-- Start RECORDS TO USE --

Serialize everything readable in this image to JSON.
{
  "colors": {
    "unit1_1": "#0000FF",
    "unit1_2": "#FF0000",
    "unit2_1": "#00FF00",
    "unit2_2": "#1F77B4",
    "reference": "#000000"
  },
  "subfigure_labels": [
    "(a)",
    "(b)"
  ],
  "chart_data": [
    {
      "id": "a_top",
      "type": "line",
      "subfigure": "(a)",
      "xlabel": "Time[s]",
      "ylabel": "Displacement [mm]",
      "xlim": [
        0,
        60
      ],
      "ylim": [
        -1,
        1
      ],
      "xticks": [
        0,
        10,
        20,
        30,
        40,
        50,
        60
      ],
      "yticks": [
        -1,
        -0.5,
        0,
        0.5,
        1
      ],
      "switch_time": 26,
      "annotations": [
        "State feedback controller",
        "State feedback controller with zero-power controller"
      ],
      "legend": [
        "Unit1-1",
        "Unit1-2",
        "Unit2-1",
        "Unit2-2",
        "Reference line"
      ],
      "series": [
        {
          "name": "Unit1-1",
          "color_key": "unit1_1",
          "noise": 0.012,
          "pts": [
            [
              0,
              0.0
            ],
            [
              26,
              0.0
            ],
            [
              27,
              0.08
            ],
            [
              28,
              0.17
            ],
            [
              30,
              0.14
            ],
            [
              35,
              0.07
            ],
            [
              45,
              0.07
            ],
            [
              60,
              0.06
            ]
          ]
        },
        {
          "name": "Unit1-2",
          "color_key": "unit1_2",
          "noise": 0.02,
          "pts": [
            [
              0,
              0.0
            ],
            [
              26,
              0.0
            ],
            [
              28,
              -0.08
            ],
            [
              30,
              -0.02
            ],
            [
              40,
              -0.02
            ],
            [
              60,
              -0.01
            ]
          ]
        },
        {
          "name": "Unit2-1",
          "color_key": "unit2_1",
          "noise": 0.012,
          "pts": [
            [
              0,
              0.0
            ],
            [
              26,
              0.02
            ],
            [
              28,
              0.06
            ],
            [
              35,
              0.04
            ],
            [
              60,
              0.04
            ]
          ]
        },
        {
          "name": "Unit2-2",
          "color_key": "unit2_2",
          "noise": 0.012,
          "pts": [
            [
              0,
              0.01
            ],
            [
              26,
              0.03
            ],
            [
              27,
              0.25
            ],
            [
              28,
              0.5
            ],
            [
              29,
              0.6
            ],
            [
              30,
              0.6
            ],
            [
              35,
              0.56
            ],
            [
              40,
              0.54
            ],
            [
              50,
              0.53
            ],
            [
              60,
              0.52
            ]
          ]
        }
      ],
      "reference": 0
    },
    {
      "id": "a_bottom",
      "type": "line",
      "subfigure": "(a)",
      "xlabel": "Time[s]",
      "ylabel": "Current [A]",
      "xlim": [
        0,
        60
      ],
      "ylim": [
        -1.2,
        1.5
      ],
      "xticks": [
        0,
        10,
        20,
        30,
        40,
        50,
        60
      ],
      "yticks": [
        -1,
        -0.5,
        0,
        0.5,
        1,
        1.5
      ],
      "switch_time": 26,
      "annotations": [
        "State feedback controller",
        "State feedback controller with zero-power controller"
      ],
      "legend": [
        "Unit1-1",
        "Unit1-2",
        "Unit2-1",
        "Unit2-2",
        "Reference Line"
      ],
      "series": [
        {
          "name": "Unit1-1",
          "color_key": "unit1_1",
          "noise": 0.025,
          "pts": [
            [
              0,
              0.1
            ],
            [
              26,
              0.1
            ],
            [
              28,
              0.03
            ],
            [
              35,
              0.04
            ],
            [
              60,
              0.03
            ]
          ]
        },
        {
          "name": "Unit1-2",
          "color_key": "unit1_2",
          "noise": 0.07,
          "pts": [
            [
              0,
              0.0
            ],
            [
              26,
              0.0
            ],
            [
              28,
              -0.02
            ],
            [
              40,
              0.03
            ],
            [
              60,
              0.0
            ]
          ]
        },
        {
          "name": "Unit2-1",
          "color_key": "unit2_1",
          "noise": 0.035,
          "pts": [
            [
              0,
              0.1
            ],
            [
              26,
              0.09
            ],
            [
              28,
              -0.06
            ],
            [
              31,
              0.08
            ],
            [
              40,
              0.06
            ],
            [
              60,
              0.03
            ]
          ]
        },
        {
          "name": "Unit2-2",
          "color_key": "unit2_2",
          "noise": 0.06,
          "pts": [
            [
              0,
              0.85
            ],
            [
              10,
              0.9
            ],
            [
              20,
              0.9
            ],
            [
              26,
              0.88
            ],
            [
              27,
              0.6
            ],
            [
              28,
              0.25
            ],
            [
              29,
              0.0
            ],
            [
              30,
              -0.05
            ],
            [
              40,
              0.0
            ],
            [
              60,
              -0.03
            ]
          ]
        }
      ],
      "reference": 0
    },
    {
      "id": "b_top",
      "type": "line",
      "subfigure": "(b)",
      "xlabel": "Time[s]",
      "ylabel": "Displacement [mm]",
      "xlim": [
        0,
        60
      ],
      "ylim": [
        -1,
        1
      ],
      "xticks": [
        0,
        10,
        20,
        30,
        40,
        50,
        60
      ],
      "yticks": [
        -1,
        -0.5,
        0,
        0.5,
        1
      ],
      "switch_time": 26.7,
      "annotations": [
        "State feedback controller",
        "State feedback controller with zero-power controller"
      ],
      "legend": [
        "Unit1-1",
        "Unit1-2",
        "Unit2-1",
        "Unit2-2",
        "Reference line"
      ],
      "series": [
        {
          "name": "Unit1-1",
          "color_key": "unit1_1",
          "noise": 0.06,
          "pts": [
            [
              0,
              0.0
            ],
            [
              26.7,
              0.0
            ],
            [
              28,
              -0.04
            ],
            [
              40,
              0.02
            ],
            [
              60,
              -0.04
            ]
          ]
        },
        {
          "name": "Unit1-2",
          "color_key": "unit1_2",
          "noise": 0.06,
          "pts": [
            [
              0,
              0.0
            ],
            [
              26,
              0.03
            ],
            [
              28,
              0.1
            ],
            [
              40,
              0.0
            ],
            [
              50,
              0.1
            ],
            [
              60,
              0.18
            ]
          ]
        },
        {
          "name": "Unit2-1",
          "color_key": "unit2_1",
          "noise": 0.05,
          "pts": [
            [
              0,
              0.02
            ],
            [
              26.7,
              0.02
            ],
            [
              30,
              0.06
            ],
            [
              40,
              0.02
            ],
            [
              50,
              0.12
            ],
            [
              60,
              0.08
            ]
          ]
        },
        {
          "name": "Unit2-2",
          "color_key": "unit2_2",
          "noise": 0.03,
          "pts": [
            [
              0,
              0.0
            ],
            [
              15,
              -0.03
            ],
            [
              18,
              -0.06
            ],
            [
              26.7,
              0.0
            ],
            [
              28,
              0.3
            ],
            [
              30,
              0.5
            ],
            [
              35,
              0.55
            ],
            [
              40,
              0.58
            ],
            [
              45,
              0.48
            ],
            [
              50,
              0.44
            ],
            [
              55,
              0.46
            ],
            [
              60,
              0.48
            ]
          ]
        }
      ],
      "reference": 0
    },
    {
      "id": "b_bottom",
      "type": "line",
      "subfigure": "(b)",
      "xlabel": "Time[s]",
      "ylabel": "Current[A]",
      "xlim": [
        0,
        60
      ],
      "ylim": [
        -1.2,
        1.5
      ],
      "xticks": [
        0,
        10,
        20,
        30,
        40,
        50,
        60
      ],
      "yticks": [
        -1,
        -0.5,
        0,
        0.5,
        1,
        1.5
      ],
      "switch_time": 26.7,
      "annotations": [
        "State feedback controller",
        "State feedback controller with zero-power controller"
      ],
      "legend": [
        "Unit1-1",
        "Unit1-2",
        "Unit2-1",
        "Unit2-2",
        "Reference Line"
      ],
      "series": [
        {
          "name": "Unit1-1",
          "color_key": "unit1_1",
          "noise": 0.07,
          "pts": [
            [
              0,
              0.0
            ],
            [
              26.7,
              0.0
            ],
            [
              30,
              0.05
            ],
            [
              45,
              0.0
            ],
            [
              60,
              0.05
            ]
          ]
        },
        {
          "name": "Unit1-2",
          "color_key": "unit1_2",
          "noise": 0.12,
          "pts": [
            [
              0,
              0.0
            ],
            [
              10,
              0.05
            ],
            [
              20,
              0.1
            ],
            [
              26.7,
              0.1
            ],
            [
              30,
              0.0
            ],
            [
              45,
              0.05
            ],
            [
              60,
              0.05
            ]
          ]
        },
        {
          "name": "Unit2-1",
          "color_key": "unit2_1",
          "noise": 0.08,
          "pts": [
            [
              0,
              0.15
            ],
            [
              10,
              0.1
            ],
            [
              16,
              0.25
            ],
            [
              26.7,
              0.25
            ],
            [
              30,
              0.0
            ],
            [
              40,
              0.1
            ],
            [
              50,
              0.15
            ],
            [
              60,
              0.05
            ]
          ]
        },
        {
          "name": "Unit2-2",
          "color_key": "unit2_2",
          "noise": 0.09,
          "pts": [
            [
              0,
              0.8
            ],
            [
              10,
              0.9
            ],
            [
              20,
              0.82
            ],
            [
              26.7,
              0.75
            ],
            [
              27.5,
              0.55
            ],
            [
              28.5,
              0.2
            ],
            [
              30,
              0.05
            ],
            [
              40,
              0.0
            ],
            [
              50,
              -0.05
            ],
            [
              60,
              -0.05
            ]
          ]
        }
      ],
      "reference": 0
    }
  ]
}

-- End RECORDS TO USE --

• [EXERCISE]: Which lines contain "ylabel"? Copy each of them.

• [SOLUTION FOR THIS TASK]:
      "ylabel": "Displacement [mm]",
      "ylabel": "Current [A]",
      "ylabel": "Displacement [mm]",
      "ylabel": "Current[A]",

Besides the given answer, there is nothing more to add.